(Records from a collection of figures)
★ ★ ★ ★
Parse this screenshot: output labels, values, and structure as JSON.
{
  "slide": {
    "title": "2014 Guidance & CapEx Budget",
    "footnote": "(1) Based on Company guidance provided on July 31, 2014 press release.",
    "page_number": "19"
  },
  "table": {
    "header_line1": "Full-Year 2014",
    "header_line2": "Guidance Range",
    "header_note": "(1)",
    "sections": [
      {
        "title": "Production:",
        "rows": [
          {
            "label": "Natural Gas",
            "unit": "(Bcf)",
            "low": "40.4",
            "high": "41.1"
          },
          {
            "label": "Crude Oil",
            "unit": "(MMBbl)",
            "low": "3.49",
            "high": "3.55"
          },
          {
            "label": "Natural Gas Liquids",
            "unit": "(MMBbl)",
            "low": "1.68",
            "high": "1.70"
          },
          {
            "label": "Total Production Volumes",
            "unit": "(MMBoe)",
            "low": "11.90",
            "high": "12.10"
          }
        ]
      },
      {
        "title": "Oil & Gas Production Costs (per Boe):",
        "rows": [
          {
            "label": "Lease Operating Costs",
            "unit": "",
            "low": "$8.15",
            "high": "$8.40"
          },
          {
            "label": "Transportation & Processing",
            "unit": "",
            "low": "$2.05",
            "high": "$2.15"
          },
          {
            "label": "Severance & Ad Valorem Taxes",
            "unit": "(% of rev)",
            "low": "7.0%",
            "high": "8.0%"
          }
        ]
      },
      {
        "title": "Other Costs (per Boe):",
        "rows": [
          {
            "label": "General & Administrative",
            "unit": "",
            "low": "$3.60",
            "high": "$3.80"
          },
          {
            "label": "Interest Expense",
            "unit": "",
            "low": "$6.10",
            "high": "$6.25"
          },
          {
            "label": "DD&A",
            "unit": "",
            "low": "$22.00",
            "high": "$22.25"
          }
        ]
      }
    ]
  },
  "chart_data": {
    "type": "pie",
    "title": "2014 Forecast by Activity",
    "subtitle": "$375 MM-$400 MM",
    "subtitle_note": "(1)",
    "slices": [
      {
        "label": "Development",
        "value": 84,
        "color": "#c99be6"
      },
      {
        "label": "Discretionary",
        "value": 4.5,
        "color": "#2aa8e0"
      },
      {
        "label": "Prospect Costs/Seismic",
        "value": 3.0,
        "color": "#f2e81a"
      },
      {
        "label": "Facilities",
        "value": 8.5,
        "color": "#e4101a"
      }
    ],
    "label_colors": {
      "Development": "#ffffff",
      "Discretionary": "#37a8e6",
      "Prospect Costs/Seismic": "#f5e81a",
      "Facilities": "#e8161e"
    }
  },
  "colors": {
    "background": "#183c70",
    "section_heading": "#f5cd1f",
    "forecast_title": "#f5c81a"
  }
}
★ ★ ★ ★
> [GIVEN REQUEST]: Report how many lines of the listing hold the string "Costs", giving only the number.

> [CORRECT ANSWER]: 5